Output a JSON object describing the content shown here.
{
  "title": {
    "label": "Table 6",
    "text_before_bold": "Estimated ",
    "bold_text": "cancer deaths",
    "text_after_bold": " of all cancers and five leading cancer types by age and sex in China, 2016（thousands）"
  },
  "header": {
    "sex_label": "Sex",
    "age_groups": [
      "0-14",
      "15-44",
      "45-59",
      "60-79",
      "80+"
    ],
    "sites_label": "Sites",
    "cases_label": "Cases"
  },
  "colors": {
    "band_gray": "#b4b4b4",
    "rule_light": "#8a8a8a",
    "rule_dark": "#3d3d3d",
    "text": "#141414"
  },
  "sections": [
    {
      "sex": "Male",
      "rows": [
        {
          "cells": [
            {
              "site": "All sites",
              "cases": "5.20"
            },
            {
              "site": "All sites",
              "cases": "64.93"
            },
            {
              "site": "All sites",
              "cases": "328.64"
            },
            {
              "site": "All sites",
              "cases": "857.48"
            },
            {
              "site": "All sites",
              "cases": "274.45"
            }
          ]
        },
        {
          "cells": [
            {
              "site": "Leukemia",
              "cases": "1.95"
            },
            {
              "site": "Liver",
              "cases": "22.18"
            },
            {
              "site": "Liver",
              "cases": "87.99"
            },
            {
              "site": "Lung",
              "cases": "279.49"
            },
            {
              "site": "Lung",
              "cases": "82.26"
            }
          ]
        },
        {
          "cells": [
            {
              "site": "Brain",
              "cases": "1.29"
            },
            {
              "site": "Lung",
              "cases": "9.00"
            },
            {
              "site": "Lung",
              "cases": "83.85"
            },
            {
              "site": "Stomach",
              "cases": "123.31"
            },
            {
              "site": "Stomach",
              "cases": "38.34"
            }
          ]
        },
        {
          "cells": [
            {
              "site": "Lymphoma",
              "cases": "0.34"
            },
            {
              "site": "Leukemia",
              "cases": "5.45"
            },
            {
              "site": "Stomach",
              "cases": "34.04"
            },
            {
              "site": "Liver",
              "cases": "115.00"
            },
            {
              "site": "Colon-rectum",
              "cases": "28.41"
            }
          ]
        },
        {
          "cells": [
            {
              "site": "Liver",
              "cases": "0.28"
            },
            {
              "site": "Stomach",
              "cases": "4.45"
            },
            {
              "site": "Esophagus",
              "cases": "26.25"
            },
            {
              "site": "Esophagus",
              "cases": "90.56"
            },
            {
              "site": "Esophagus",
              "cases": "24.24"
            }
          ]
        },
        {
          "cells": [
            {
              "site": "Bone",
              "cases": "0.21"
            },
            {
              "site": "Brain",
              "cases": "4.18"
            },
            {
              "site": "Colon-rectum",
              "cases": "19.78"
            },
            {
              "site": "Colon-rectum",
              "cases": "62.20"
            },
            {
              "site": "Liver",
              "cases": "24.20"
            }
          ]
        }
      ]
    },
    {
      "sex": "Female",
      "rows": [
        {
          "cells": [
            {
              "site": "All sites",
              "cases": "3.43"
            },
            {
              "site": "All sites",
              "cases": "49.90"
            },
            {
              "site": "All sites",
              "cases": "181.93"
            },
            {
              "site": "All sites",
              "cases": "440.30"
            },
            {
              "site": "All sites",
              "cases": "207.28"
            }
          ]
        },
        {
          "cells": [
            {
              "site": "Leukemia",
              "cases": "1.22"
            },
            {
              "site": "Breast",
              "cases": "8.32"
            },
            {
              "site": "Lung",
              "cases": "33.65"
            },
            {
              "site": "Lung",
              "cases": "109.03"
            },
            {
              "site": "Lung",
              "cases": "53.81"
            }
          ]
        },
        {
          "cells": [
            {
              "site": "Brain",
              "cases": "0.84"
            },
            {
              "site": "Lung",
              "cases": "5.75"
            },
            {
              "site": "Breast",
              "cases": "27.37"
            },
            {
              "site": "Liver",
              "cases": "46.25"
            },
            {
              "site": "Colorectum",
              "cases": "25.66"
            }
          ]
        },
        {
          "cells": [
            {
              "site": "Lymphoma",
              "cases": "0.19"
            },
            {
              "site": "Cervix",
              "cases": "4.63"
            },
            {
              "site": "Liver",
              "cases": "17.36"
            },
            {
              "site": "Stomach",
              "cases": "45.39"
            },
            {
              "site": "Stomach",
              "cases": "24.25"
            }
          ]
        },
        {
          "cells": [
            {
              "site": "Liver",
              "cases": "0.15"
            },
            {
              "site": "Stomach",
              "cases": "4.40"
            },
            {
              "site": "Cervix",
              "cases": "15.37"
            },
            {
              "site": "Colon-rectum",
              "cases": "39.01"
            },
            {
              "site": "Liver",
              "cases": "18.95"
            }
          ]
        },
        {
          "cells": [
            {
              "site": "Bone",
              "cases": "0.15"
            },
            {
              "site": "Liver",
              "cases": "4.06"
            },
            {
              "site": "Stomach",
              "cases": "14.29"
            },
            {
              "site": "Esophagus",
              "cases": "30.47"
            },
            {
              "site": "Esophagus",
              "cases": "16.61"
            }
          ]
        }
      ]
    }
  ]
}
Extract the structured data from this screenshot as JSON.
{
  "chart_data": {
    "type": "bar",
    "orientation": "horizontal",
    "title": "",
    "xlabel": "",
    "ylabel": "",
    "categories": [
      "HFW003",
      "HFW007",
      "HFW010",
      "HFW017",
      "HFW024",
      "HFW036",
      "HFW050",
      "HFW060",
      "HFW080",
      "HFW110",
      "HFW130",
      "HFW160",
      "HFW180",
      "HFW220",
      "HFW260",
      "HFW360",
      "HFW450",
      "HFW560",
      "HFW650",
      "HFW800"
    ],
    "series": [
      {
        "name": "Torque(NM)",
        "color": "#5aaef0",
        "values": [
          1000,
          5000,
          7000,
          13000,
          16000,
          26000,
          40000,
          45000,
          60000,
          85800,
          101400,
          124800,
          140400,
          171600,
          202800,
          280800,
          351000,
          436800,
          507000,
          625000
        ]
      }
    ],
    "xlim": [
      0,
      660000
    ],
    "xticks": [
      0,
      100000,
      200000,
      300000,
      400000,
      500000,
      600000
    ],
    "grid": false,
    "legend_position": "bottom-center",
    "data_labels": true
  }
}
= = =
EXERCISE GOAL:
Retype all of the data shown above, word for word.

TASK ANSWER:
Output a JSON object describing the content shown here.
{
  "title": {
    "label": "Table 6",
    "text_before_bold": "Estimated ",
    "bold_text": "cancer deaths",
    "text_after_bold": " of all cancers and five leading cancer types by age and sex in China, 2016（thousands）"
  },
  "header": {
    "sex_label": "Sex",
    "age_groups": [
      "0-14",
      "15-44",
      "45-59",
      "60-79",
      "80+"
    ],
    "sites_label": "Sites",
    "cases_label": "Cases"
  },
  "colors": {
    "band_gray": "#b4b4b4",
    "rule_light": "#8a8a8a",
    "rule_dark": "#3d3d3d",
    "text": "#141414"
  },
  "sections": [
    {
      "sex": "Male",
      "rows": [
        {
          "cells": [
            {
              "site": "All sites",
              "cases": "5.20"
            },
            {
              "site": "All sites",
              "cases": "64.93"
            },
            {
              "site": "All sites",
              "cases": "328.64"
            },
            {
              "site": "All sites",
              "cases": "857.48"
            },
            {
              "site": "All sites",
              "cases": "274.45"
            }
          ]
        },
        {
          "cells": [
            {
              "site": "Leukemia",
              "cases": "1.95"
            },
            {
              "site": "Liver",
              "cases": "22.18"
            },
            {
              "site": "Liver",
              "cases": "87.99"
            },
            {
              "site": "Lung",
              "cases": "279.49"
            },
            {
              "site": "Lung",
              "cases": "82.26"
            }
          ]
        },
        {
          "cells": [
            {
              "site": "Brain",
              "cases": "1.29"
            },
            {
              "site": "Lung",
              "cases": "9.00"
            },
            {
              "site": "Lung",
              "cases": "83.85"
            },
            {
              "site": "Stomach",
              "cases": "123.31"
            },
            {
              "site": "Stomach",
              "cases": "38.34"
            }
          ]
        },
        {
          "cells": [
            {
              "site": "Lymphoma",
              "cases": "0.34"
            },
            {
              "site": "Leukemia",
              "cases": "5.45"
            },
            {
              "site": "Stomach",
              "cases": "34.04"
            },
            {
              "site": "Liver",
              "cases": "115.00"
            },
            {
              "site": "Colon-rectum",
              "cases": "28.41"
            }
          ]
        },
        {
          "cells": [
            {
              "site": "Liver",
              "cases": "0.28"
            },
            {
              "site": "Stomach",
              "cases": "4.45"
            },
            {
              "site": "Esophagus",
              "cases": "26.25"
            },
            {
              "site": "Esophagus",
              "cases": "90.56"
            },
            {
              "site": "Esophagus",
              "cases": "24.24"
            }
          ]
        },
        {
          "cells": [
            {
              "site": "Bone",
              "cases": "0.21"
            },
            {
              "site": "Brain",
              "cases": "4.18"
            },
            {
              "site": "Colon-rectum",
              "cases": "19.78"
            },
            {
              "site": "Colon-rectum",
              "cases": "62.20"
            },
            {
              "site": "Liver",
              "cases": "24.20"
            }
          ]
        }
      ]
    },
    {
      "sex": "Female",
      "rows": [
        {
          "cells": [
            {
              "site": "All sites",
              "cases": "3.43"
            },
            {
              "site": "All sites",
              "cases": "49.90"
            },
            {
              "site": "All sites",
              "cases": "181.93"
            },
            {
              "site": "All sites",
              "cases": "440.30"
            },
            {
              "site": "All sites",
              "cases": "207.28"
            }
          ]
        },
        {
          "cells": [
            {
              "site": "Leukemia",
              "cases": "1.22"
            },
            {
              "site": "Breast",
              "cases": "8.32"
            },
            {
              "site": "Lung",
              "cases": "33.65"
            },
            {
              "site": "Lung",
              "cases": "109.03"
            },
            {
              "site": "Lung",
              "cases": "53.81"
            }
          ]
        },
        {
          "cells": [
            {
              "site": "Brain",
              "cases": "0.84"
            },
            {
              "site": "Lung",
              "cases": "5.75"
            },
            {
              "site": "Breast",
              "cases": "27.37"
            },
            {
              "site": "Liver",
              "cases": "46.25"
            },
            {
              "site": "Colorectum",
              "cases": "25.66"
            }
          ]
        },
        {
          "cells": [
            {
              "site": "Lymphoma",
              "cases": "0.19"
            },
            {
              "site": "Cervix",
              "cases": "4.63"
            },
            {
              "site": "Liver",
              "cases": "17.36"
            },
            {
              "site": "Stomach",
              "cases": "45.39"
            },
            {
              "site": "Stomach",
              "cases": "24.25"
            }
          ]
        },
        {
          "cells": [
            {
              "site": "Liver",
              "cases": "0.15"
            },
            {
              "site": "Stomach",
              "cases": "4.40"
            },
            {
              "site": "Cervix",
              "cases": "15.37"
            },
            {
              "site": "Colon-rectum",
              "cases": "39.01"
            },
            {
              "site": "Liver",
              "cases": "18.95"
            }
          ]
        },
        {
          "cells": [
            {
              "site": "Bone",
              "cases": "0.15"
            },
            {
              "site": "Liver",
              "cases": "4.06"
            },
            {
              "site": "Stomach",
              "cases": "14.29"
            },
            {
              "site": "Esophagus",
              "cases": "30.47"
            },
            {
              "site": "Esophagus",
              "cases": "16.61"
            }
          ]
        }
      ]
    }
  ]
}
Extract the structured data from this screenshot as JSON.
{
  "chart_data": {
    "type": "bar",
    "orientation": "horizontal",
    "title": "",
    "xlabel": "",
    "ylabel": "",
    "categories": [
      "HFW003",
      "HFW007",
      "HFW010",
      "HFW017",
      "HFW024",
      "HFW036",
      "HFW050",
      "HFW060",
      "HFW080",
      "HFW110",
      "HFW130",
      "HFW160",
      "HFW180",
      "HFW220",
      "HFW260",
      "HFW360",
      "HFW450",
      "HFW560",
      "HFW650",
      "HFW800"
    ],
    "series": [
      {
        "name": "Torque(NM)",
        "color": "#5aaef0",
        "values": [
          1000,
          5000,
          7000,
          13000,
          16000,
          26000,
          40000,
          45000,
          60000,
          85800,
          101400,
          124800,
          140400,
          171600,
          202800,
          280800,
          351000,
          436800,
          507000,
          625000
        ]
      }
    ],
    "xlim": [
      0,
      660000
    ],
    "xticks": [
      0,
      100000,
      200000,
      300000,
      400000,
      500000,
      600000
    ],
    "grid": false,
    "legend_position": "bottom-center",
    "data_labels": true
  }
}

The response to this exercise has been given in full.